> _TASK REQUIREMENTS_
Gather all lines containing the string "wonl" and copy them out.
#### SUPPLIED MATERIAL
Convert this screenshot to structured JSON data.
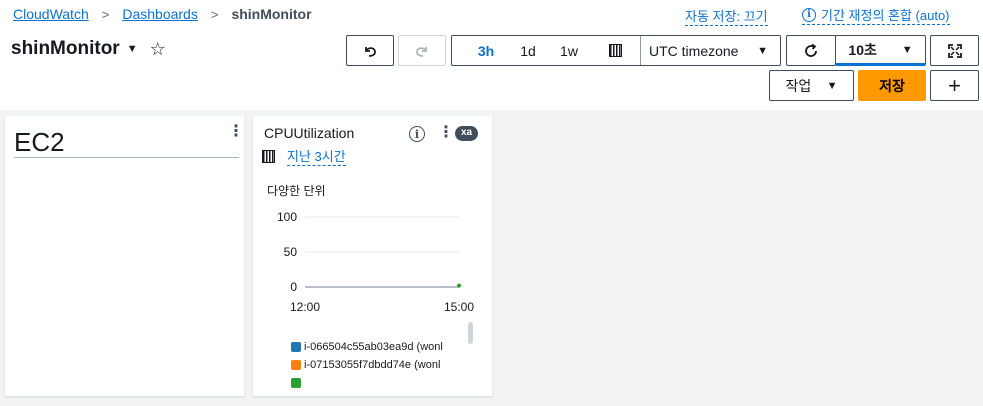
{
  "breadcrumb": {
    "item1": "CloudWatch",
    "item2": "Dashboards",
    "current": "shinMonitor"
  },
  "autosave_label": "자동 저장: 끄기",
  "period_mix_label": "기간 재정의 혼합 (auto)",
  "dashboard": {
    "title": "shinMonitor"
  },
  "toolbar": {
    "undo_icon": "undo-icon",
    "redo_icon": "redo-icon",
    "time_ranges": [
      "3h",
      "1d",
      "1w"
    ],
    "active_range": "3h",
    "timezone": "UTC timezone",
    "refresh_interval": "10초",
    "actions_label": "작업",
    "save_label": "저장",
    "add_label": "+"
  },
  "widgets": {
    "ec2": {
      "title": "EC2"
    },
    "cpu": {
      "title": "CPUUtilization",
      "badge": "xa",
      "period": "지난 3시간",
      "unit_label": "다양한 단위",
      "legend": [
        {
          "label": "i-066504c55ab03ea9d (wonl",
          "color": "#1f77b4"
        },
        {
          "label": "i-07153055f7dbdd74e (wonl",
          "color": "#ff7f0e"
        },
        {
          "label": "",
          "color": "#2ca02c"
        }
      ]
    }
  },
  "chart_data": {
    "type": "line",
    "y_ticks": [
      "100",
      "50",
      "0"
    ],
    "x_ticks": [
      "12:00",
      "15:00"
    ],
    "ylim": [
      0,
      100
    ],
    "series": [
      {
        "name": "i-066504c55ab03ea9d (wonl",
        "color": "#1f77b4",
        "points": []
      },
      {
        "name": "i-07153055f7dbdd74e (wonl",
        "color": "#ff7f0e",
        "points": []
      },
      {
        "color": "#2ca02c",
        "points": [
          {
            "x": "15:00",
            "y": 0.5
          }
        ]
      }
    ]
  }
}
########
#### SUPPLIED MATERIAL
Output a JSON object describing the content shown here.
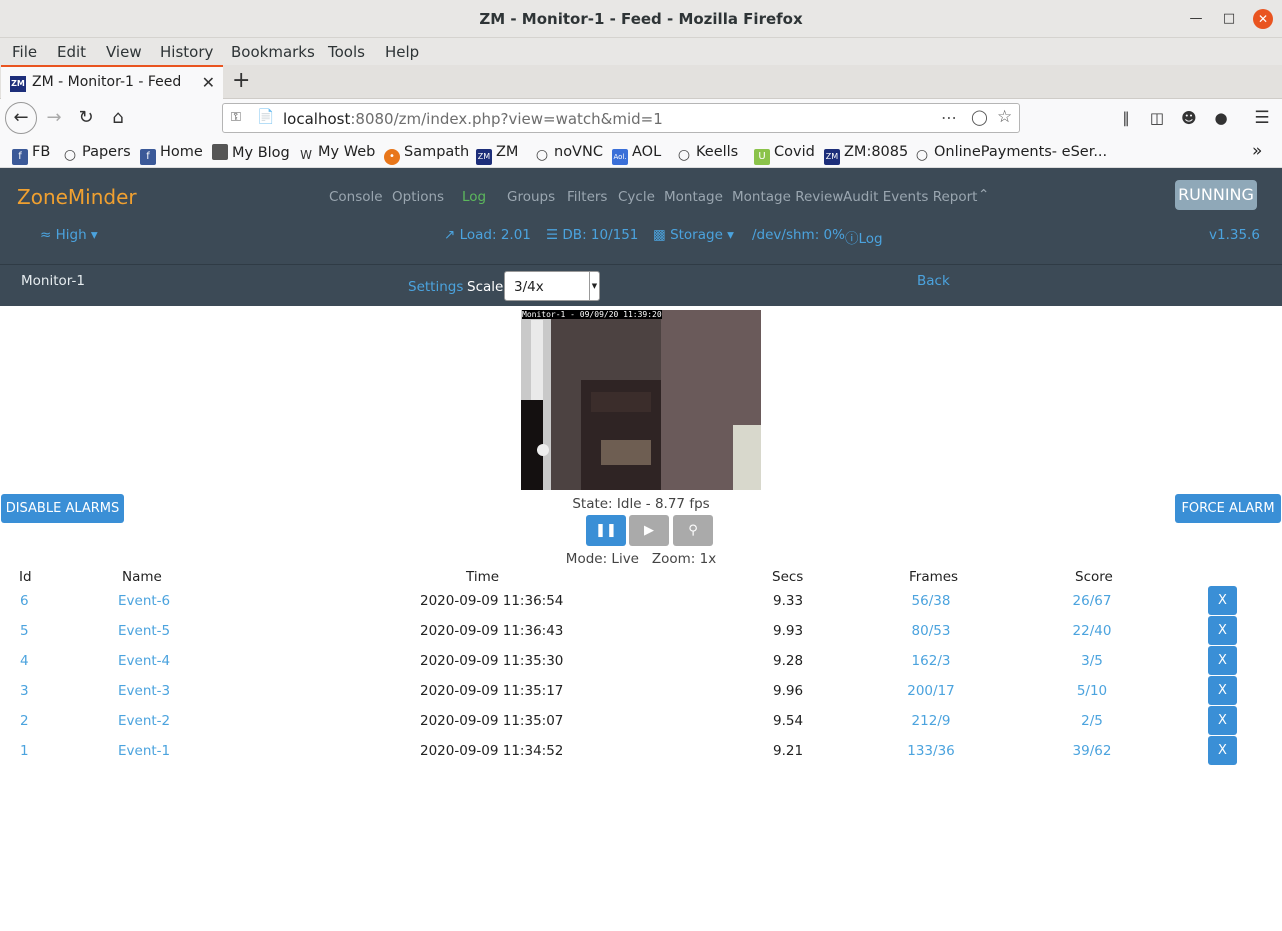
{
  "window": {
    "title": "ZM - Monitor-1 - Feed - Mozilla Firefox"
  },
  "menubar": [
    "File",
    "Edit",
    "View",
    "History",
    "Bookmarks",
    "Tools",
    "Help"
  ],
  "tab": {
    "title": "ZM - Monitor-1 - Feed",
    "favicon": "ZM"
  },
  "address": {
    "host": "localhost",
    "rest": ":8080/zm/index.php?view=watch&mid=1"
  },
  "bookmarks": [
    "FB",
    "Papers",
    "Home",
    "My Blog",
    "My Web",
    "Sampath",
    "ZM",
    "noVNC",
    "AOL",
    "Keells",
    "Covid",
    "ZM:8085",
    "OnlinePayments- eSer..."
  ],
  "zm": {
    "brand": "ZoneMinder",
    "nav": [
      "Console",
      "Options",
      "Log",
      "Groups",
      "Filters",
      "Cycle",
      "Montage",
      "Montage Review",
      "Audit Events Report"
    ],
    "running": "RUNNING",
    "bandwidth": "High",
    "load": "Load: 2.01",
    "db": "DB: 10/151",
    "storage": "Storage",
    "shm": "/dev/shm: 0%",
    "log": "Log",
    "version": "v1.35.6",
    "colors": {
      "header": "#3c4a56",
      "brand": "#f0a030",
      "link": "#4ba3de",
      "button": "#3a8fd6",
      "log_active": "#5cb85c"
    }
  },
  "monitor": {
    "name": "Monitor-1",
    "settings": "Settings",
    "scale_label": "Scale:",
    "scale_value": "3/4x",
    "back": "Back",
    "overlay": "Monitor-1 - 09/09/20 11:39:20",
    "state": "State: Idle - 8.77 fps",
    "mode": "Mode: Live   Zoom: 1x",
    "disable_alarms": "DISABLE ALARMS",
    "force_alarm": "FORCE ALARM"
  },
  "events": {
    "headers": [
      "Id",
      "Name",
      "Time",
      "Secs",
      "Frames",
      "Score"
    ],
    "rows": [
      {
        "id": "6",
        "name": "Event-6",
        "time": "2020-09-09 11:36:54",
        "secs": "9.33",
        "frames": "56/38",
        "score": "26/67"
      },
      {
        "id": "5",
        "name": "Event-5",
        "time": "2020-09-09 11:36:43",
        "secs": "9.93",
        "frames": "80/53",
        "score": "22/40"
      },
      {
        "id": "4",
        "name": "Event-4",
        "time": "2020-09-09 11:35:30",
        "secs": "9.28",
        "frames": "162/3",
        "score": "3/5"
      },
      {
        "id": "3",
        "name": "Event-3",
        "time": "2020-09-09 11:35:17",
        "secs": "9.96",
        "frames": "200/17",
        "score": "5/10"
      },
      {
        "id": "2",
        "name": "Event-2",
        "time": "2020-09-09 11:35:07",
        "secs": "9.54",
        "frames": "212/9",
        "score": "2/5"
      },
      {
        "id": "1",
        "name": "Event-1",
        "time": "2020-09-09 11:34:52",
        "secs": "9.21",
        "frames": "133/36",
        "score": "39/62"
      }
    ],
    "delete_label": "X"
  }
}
########
#### SUPPLIED MATERIAL
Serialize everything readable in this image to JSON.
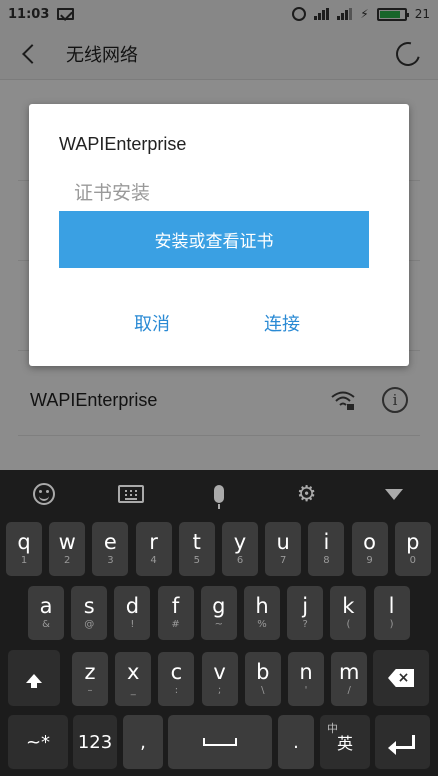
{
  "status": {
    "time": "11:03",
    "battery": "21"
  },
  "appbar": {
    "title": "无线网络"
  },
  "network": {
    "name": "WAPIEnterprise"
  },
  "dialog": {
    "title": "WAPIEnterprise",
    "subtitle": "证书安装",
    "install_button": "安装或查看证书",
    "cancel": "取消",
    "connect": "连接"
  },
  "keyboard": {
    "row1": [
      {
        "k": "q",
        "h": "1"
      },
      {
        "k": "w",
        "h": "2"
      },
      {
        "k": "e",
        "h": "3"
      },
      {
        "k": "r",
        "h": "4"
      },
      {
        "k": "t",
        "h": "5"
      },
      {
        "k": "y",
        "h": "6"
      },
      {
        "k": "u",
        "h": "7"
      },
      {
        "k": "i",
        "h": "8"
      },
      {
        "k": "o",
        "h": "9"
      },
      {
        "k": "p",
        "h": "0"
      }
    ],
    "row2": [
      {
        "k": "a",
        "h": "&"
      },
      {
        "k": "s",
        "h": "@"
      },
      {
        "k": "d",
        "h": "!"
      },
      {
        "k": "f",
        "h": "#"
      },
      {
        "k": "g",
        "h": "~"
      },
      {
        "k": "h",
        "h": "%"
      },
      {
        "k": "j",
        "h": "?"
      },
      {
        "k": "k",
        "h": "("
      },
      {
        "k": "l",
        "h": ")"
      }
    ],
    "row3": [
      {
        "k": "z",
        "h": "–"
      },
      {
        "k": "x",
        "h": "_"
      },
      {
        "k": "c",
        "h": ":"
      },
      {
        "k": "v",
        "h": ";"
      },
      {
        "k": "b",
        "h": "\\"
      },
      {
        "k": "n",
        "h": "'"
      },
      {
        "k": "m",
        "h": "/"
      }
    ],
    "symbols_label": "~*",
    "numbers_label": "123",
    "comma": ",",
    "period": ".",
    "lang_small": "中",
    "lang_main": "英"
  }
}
########
> _EXPECTED OUTPUT_
          "label": "i-066504c55ab03ea9d (wonl",
          "label": "i-07153055f7dbdd74e (wonl",
        "name": "i-066504c55ab03ea9d (wonl",
        "name": "i-07153055f7dbdd74e (wonl",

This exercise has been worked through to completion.